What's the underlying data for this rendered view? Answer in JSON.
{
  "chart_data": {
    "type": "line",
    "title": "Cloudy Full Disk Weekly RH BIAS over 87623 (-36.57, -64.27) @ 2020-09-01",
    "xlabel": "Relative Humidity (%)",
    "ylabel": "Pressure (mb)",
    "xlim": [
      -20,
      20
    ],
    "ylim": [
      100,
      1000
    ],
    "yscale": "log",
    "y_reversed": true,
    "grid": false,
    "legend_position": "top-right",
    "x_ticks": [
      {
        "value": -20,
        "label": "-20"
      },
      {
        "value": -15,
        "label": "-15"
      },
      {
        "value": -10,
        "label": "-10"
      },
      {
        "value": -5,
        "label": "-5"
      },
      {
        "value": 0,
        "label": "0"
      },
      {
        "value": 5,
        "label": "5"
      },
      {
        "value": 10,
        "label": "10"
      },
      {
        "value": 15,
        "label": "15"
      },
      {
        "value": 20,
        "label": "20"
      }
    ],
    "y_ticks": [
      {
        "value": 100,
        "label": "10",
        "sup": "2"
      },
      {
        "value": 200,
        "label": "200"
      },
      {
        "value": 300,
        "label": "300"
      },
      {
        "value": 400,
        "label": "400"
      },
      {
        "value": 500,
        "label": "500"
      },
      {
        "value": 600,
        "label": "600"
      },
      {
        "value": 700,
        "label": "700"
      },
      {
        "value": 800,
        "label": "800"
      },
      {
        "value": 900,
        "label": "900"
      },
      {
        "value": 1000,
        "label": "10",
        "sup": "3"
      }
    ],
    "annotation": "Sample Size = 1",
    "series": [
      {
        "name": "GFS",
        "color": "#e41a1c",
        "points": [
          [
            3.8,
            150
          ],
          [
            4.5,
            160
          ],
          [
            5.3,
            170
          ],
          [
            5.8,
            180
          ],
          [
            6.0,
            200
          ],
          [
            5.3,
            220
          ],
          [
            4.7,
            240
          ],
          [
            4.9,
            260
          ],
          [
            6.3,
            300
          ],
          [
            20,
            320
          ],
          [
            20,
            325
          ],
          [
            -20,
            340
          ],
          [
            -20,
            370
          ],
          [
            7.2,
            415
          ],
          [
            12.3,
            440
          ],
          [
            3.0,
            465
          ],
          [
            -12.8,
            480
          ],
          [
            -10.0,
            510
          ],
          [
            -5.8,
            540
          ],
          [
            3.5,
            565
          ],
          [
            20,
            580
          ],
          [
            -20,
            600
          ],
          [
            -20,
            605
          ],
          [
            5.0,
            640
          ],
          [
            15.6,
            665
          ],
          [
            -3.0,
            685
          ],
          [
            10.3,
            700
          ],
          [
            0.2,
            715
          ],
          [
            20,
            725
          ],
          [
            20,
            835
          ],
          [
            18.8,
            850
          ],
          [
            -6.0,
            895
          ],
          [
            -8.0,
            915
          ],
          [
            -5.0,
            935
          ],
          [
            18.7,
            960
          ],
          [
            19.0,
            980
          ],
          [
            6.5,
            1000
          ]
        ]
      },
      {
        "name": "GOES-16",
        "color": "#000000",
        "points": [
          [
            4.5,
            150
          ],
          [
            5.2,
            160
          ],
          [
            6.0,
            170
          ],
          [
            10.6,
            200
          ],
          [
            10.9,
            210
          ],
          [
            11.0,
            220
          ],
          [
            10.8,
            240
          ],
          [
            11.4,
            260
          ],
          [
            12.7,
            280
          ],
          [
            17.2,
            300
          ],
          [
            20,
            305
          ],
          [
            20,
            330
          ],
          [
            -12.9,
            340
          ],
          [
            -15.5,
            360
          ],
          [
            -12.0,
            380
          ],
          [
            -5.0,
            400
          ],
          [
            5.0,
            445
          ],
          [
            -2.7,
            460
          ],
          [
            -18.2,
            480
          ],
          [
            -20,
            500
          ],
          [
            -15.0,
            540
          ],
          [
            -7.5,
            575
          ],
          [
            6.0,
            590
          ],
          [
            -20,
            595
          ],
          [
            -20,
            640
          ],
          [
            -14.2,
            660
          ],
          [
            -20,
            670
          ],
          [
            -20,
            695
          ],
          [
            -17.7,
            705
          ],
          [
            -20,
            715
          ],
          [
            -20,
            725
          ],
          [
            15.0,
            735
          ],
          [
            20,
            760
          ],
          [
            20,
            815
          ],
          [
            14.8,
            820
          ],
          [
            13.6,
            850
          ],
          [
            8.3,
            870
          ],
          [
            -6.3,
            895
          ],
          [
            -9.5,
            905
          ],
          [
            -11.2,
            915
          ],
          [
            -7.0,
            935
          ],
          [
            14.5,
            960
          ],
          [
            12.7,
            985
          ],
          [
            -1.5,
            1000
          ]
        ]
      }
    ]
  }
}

━━━━━━━━━━━━━━━━━━━━━━━━━━━━━━

--- WRITTEN INSTRUCTION ---
Word for word, quote all of the data above.

--- COMPLETED TASK ---
What's the underlying data for this rendered view? Answer in JSON.
{
  "chart_data": {
    "type": "line",
    "title": "Cloudy Full Disk Weekly RH BIAS over 87623 (-36.57, -64.27) @ 2020-09-01",
    "xlabel": "Relative Humidity (%)",
    "ylabel": "Pressure (mb)",
    "xlim": [
      -20,
      20
    ],
    "ylim": [
      100,
      1000
    ],
    "yscale": "log",
    "y_reversed": true,
    "grid": false,
    "legend_position": "top-right",
    "x_ticks": [
      {
        "value": -20,
        "label": "-20"
      },
      {
        "value": -15,
        "label": "-15"
      },
      {
        "value": -10,
        "label": "-10"
      },
      {
        "value": -5,
        "label": "-5"
      },
      {
        "value": 0,
        "label": "0"
      },
      {
        "value": 5,
        "label": "5"
      },
      {
        "value": 10,
        "label": "10"
      },
      {
        "value": 15,
        "label": "15"
      },
      {
        "value": 20,
        "label": "20"
      }
    ],
    "y_ticks": [
      {
        "value": 100,
        "label": "10",
        "sup": "2"
      },
      {
        "value": 200,
        "label": "200"
      },
      {
        "value": 300,
        "label": "300"
      },
      {
        "value": 400,
        "label": "400"
      },
      {
        "value": 500,
        "label": "500"
      },
      {
        "value": 600,
        "label": "600"
      },
      {
        "value": 700,
        "label": "700"
      },
      {
        "value": 800,
        "label": "800"
      },
      {
        "value": 900,
        "label": "900"
      },
      {
        "value": 1000,
        "label": "10",
        "sup": "3"
      }
    ],
    "annotation": "Sample Size = 1",
    "series": [
      {
        "name": "GFS",
        "color": "#e41a1c",
        "points": [
          [
            3.8,
            150
          ],
          [
            4.5,
            160
          ],
          [
            5.3,
            170
          ],
          [
            5.8,
            180
          ],
          [
            6.0,
            200
          ],
          [
            5.3,
            220
          ],
          [
            4.7,
            240
          ],
          [
            4.9,
            260
          ],
          [
            6.3,
            300
          ],
          [
            20,
            320
          ],
          [
            20,
            325
          ],
          [
            -20,
            340
          ],
          [
            -20,
            370
          ],
          [
            7.2,
            415
          ],
          [
            12.3,
            440
          ],
          [
            3.0,
            465
          ],
          [
            -12.8,
            480
          ],
          [
            -10.0,
            510
          ],
          [
            -5.8,
            540
          ],
          [
            3.5,
            565
          ],
          [
            20,
            580
          ],
          [
            -20,
            600
          ],
          [
            -20,
            605
          ],
          [
            5.0,
            640
          ],
          [
            15.6,
            665
          ],
          [
            -3.0,
            685
          ],
          [
            10.3,
            700
          ],
          [
            0.2,
            715
          ],
          [
            20,
            725
          ],
          [
            20,
            835
          ],
          [
            18.8,
            850
          ],
          [
            -6.0,
            895
          ],
          [
            -8.0,
            915
          ],
          [
            -5.0,
            935
          ],
          [
            18.7,
            960
          ],
          [
            19.0,
            980
          ],
          [
            6.5,
            1000
          ]
        ]
      },
      {
        "name": "GOES-16",
        "color": "#000000",
        "points": [
          [
            4.5,
            150
          ],
          [
            5.2,
            160
          ],
          [
            6.0,
            170
          ],
          [
            10.6,
            200
          ],
          [
            10.9,
            210
          ],
          [
            11.0,
            220
          ],
          [
            10.8,
            240
          ],
          [
            11.4,
            260
          ],
          [
            12.7,
            280
          ],
          [
            17.2,
            300
          ],
          [
            20,
            305
          ],
          [
            20,
            330
          ],
          [
            -12.9,
            340
          ],
          [
            -15.5,
            360
          ],
          [
            -12.0,
            380
          ],
          [
            -5.0,
            400
          ],
          [
            5.0,
            445
          ],
          [
            -2.7,
            460
          ],
          [
            -18.2,
            480
          ],
          [
            -20,
            500
          ],
          [
            -15.0,
            540
          ],
          [
            -7.5,
            575
          ],
          [
            6.0,
            590
          ],
          [
            -20,
            595
          ],
          [
            -20,
            640
          ],
          [
            -14.2,
            660
          ],
          [
            -20,
            670
          ],
          [
            -20,
            695
          ],
          [
            -17.7,
            705
          ],
          [
            -20,
            715
          ],
          [
            -20,
            725
          ],
          [
            15.0,
            735
          ],
          [
            20,
            760
          ],
          [
            20,
            815
          ],
          [
            14.8,
            820
          ],
          [
            13.6,
            850
          ],
          [
            8.3,
            870
          ],
          [
            -6.3,
            895
          ],
          [
            -9.5,
            905
          ],
          [
            -11.2,
            915
          ],
          [
            -7.0,
            935
          ],
          [
            14.5,
            960
          ],
          [
            12.7,
            985
          ],
          [
            -1.5,
            1000
          ]
        ]
      }
    ]
  }
}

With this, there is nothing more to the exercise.